MATERIAL SHOWN ▸
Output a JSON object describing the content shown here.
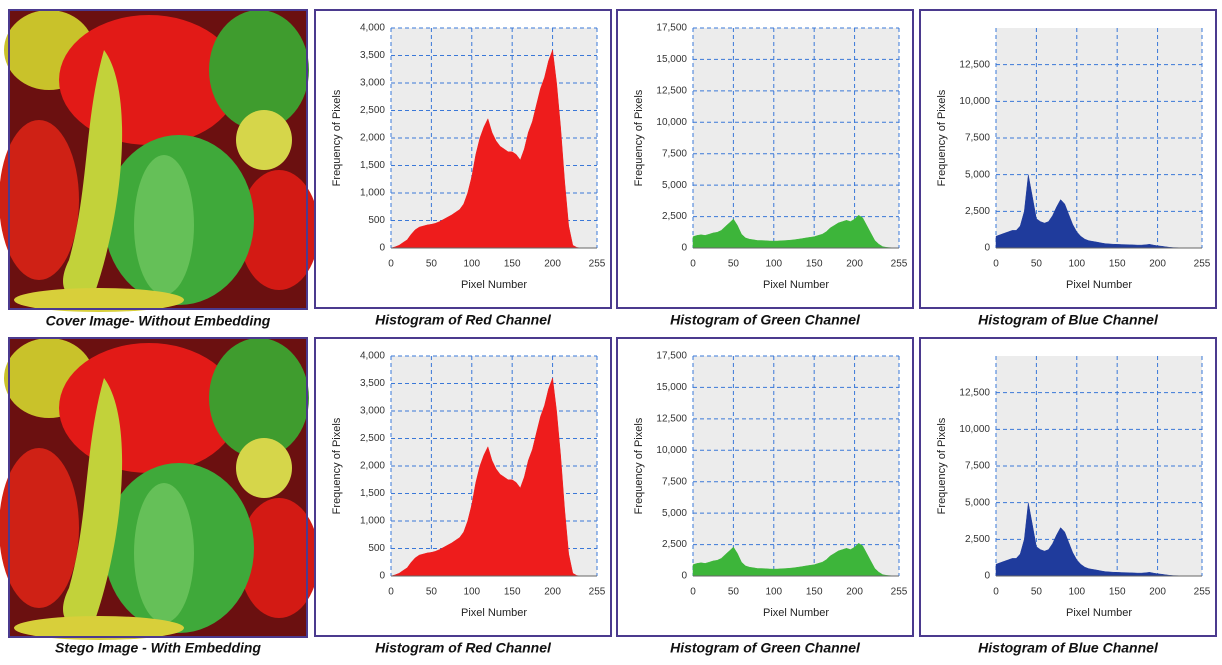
{
  "images": [
    {
      "caption": "Cover Image- Without Embedding"
    },
    {
      "caption": "Stego Image - With Embedding"
    }
  ],
  "chart_data": [
    {
      "type": "area",
      "title": "Histogram of Red Channel",
      "x_label": "Pixel Number",
      "y_label": "Frequency of Pixels",
      "color": "#ee1c1c",
      "grid": true,
      "xlim": [
        0,
        255
      ],
      "xticks": [
        0,
        50,
        100,
        150,
        200,
        255
      ],
      "ylim": [
        0,
        4000
      ],
      "yticks": [
        0,
        500,
        {
          "value": 1000,
          "label": "1,000"
        },
        {
          "value": 1500,
          "label": "1,500"
        },
        {
          "value": 2000,
          "label": "2,000"
        },
        {
          "value": 2500,
          "label": "2,500"
        },
        {
          "value": 3000,
          "label": "3,000"
        },
        {
          "value": 3500,
          "label": "3,500"
        },
        {
          "value": 4000,
          "label": "4,000"
        }
      ],
      "x": [
        0,
        5,
        10,
        15,
        20,
        25,
        30,
        35,
        40,
        45,
        50,
        55,
        60,
        65,
        70,
        75,
        80,
        85,
        90,
        95,
        100,
        105,
        110,
        115,
        120,
        125,
        130,
        135,
        140,
        145,
        150,
        155,
        160,
        165,
        170,
        175,
        180,
        185,
        190,
        195,
        200,
        205,
        210,
        215,
        220,
        225,
        230,
        235,
        240,
        245,
        250,
        255
      ],
      "values": [
        0,
        20,
        50,
        100,
        150,
        250,
        330,
        380,
        400,
        420,
        430,
        450,
        480,
        520,
        560,
        600,
        650,
        700,
        800,
        1000,
        1300,
        1700,
        2000,
        2200,
        2350,
        2100,
        1950,
        1850,
        1800,
        1750,
        1750,
        1700,
        1600,
        1800,
        2100,
        2300,
        2600,
        2900,
        3100,
        3400,
        3600,
        3000,
        2200,
        1200,
        400,
        50,
        10,
        0,
        0,
        0,
        0,
        0
      ]
    },
    {
      "type": "area",
      "title": "Histogram of Green Channel",
      "x_label": "Pixel Number",
      "y_label": "Frequency of Pixels",
      "color": "#3db53a",
      "grid": true,
      "xlim": [
        0,
        255
      ],
      "xticks": [
        0,
        50,
        100,
        150,
        200,
        255
      ],
      "ylim": [
        0,
        17500
      ],
      "yticks": [
        0,
        {
          "value": 2500,
          "label": "2,500"
        },
        {
          "value": 5000,
          "label": "5,000"
        },
        {
          "value": 7500,
          "label": "7,500"
        },
        {
          "value": 10000,
          "label": "10,000"
        },
        {
          "value": 12500,
          "label": "12,500"
        },
        {
          "value": 15000,
          "label": "15,000"
        },
        {
          "value": 17500,
          "label": "17,500"
        }
      ],
      "x": [
        0,
        5,
        10,
        15,
        20,
        25,
        30,
        35,
        40,
        45,
        50,
        55,
        60,
        65,
        70,
        75,
        80,
        85,
        90,
        95,
        100,
        105,
        110,
        115,
        120,
        125,
        130,
        135,
        140,
        145,
        150,
        155,
        160,
        165,
        170,
        175,
        180,
        185,
        190,
        195,
        200,
        205,
        210,
        215,
        220,
        225,
        230,
        235,
        240,
        245,
        250,
        255
      ],
      "values": [
        900,
        1000,
        1050,
        1000,
        1100,
        1200,
        1250,
        1400,
        1700,
        2000,
        2300,
        1800,
        1100,
        800,
        700,
        650,
        600,
        600,
        580,
        560,
        550,
        560,
        580,
        600,
        620,
        650,
        700,
        750,
        800,
        850,
        900,
        1000,
        1100,
        1300,
        1600,
        1800,
        2000,
        2100,
        2200,
        2100,
        2300,
        2600,
        2400,
        1800,
        1200,
        600,
        300,
        100,
        50,
        20,
        0,
        0
      ]
    },
    {
      "type": "area",
      "title": "Histogram of Blue Channel",
      "x_label": "Pixel Number",
      "y_label": "Frequency of Pixels",
      "color": "#1f3b9c",
      "grid": true,
      "xlim": [
        0,
        255
      ],
      "xticks": [
        0,
        50,
        100,
        150,
        200,
        255
      ],
      "ylim": [
        0,
        15000
      ],
      "yticks": [
        0,
        {
          "value": 2500,
          "label": "2,500"
        },
        {
          "value": 5000,
          "label": "5,000"
        },
        {
          "value": 7500,
          "label": "7,500"
        },
        {
          "value": 10000,
          "label": "10,000"
        },
        {
          "value": 12500,
          "label": "12,500"
        }
      ],
      "x": [
        0,
        5,
        10,
        15,
        20,
        25,
        30,
        35,
        40,
        45,
        50,
        55,
        60,
        65,
        70,
        75,
        80,
        85,
        90,
        95,
        100,
        105,
        110,
        115,
        120,
        125,
        130,
        135,
        140,
        145,
        150,
        155,
        160,
        165,
        170,
        175,
        180,
        185,
        190,
        195,
        200,
        205,
        210,
        215,
        220,
        225,
        230,
        235,
        240,
        245,
        250,
        255
      ],
      "values": [
        800,
        900,
        1000,
        1100,
        1200,
        1200,
        1500,
        2500,
        5000,
        3500,
        2000,
        1800,
        1700,
        1800,
        2200,
        2800,
        3300,
        3000,
        2300,
        1600,
        1100,
        800,
        600,
        500,
        450,
        400,
        350,
        300,
        280,
        260,
        250,
        240,
        230,
        220,
        210,
        200,
        200,
        220,
        250,
        200,
        150,
        120,
        80,
        50,
        30,
        20,
        10,
        0,
        0,
        0,
        0,
        0
      ]
    },
    {
      "type": "area",
      "title": "Histogram of Red Channel",
      "x_label": "Pixel Number",
      "y_label": "Frequency of Pixels",
      "color": "#ee1c1c",
      "grid": true,
      "xlim": [
        0,
        255
      ],
      "xticks": [
        0,
        50,
        100,
        150,
        200,
        255
      ],
      "ylim": [
        0,
        4000
      ],
      "yticks": [
        0,
        500,
        {
          "value": 1000,
          "label": "1,000"
        },
        {
          "value": 1500,
          "label": "1,500"
        },
        {
          "value": 2000,
          "label": "2,000"
        },
        {
          "value": 2500,
          "label": "2,500"
        },
        {
          "value": 3000,
          "label": "3,000"
        },
        {
          "value": 3500,
          "label": "3,500"
        },
        {
          "value": 4000,
          "label": "4,000"
        }
      ],
      "x": [
        0,
        5,
        10,
        15,
        20,
        25,
        30,
        35,
        40,
        45,
        50,
        55,
        60,
        65,
        70,
        75,
        80,
        85,
        90,
        95,
        100,
        105,
        110,
        115,
        120,
        125,
        130,
        135,
        140,
        145,
        150,
        155,
        160,
        165,
        170,
        175,
        180,
        185,
        190,
        195,
        200,
        205,
        210,
        215,
        220,
        225,
        230,
        235,
        240,
        245,
        250,
        255
      ],
      "values": [
        0,
        20,
        50,
        100,
        150,
        250,
        330,
        380,
        400,
        420,
        430,
        450,
        480,
        520,
        560,
        600,
        650,
        700,
        800,
        1000,
        1300,
        1700,
        2000,
        2200,
        2350,
        2100,
        1950,
        1850,
        1800,
        1750,
        1750,
        1700,
        1600,
        1800,
        2100,
        2300,
        2600,
        2900,
        3100,
        3400,
        3600,
        3000,
        2200,
        1200,
        400,
        50,
        10,
        0,
        0,
        0,
        0,
        0
      ]
    },
    {
      "type": "area",
      "title": "Histogram of Green Channel",
      "x_label": "Pixel Number",
      "y_label": "Frequency of Pixels",
      "color": "#3db53a",
      "grid": true,
      "xlim": [
        0,
        255
      ],
      "xticks": [
        0,
        50,
        100,
        150,
        200,
        255
      ],
      "ylim": [
        0,
        17500
      ],
      "yticks": [
        0,
        {
          "value": 2500,
          "label": "2,500"
        },
        {
          "value": 5000,
          "label": "5,000"
        },
        {
          "value": 7500,
          "label": "7,500"
        },
        {
          "value": 10000,
          "label": "10,000"
        },
        {
          "value": 12500,
          "label": "12,500"
        },
        {
          "value": 15000,
          "label": "15,000"
        },
        {
          "value": 17500,
          "label": "17,500"
        }
      ],
      "x": [
        0,
        5,
        10,
        15,
        20,
        25,
        30,
        35,
        40,
        45,
        50,
        55,
        60,
        65,
        70,
        75,
        80,
        85,
        90,
        95,
        100,
        105,
        110,
        115,
        120,
        125,
        130,
        135,
        140,
        145,
        150,
        155,
        160,
        165,
        170,
        175,
        180,
        185,
        190,
        195,
        200,
        205,
        210,
        215,
        220,
        225,
        230,
        235,
        240,
        245,
        250,
        255
      ],
      "values": [
        900,
        1000,
        1050,
        1000,
        1100,
        1200,
        1250,
        1400,
        1700,
        2000,
        2300,
        1800,
        1100,
        800,
        700,
        650,
        600,
        600,
        580,
        560,
        550,
        560,
        580,
        600,
        620,
        650,
        700,
        750,
        800,
        850,
        900,
        1000,
        1100,
        1300,
        1600,
        1800,
        2000,
        2100,
        2200,
        2100,
        2300,
        2600,
        2400,
        1800,
        1200,
        600,
        300,
        100,
        50,
        20,
        0,
        0
      ]
    },
    {
      "type": "area",
      "title": "Histogram of Blue Channel",
      "x_label": "Pixel Number",
      "y_label": "Frequency of Pixels",
      "color": "#1f3b9c",
      "grid": true,
      "xlim": [
        0,
        255
      ],
      "xticks": [
        0,
        50,
        100,
        150,
        200,
        255
      ],
      "ylim": [
        0,
        15000
      ],
      "yticks": [
        0,
        {
          "value": 2500,
          "label": "2,500"
        },
        {
          "value": 5000,
          "label": "5,000"
        },
        {
          "value": 7500,
          "label": "7,500"
        },
        {
          "value": 10000,
          "label": "10,000"
        },
        {
          "value": 12500,
          "label": "12,500"
        }
      ],
      "x": [
        0,
        5,
        10,
        15,
        20,
        25,
        30,
        35,
        40,
        45,
        50,
        55,
        60,
        65,
        70,
        75,
        80,
        85,
        90,
        95,
        100,
        105,
        110,
        115,
        120,
        125,
        130,
        135,
        140,
        145,
        150,
        155,
        160,
        165,
        170,
        175,
        180,
        185,
        190,
        195,
        200,
        205,
        210,
        215,
        220,
        225,
        230,
        235,
        240,
        245,
        250,
        255
      ],
      "values": [
        800,
        900,
        1000,
        1100,
        1200,
        1200,
        1500,
        2500,
        5000,
        3500,
        2000,
        1800,
        1700,
        1800,
        2200,
        2800,
        3300,
        3000,
        2300,
        1600,
        1100,
        800,
        600,
        500,
        450,
        400,
        350,
        300,
        280,
        260,
        250,
        240,
        230,
        220,
        210,
        200,
        200,
        220,
        250,
        200,
        150,
        120,
        80,
        50,
        30,
        20,
        10,
        0,
        0,
        0,
        0,
        0
      ]
    }
  ]
}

TASK STATEMENT ▸
Check each line of the entries above, and show every one holding the word "Embedding".

FULL RESPONSE ▸
      "caption": "Cover Image- Without Embedding"
      "caption": "Stego Image - With Embedding"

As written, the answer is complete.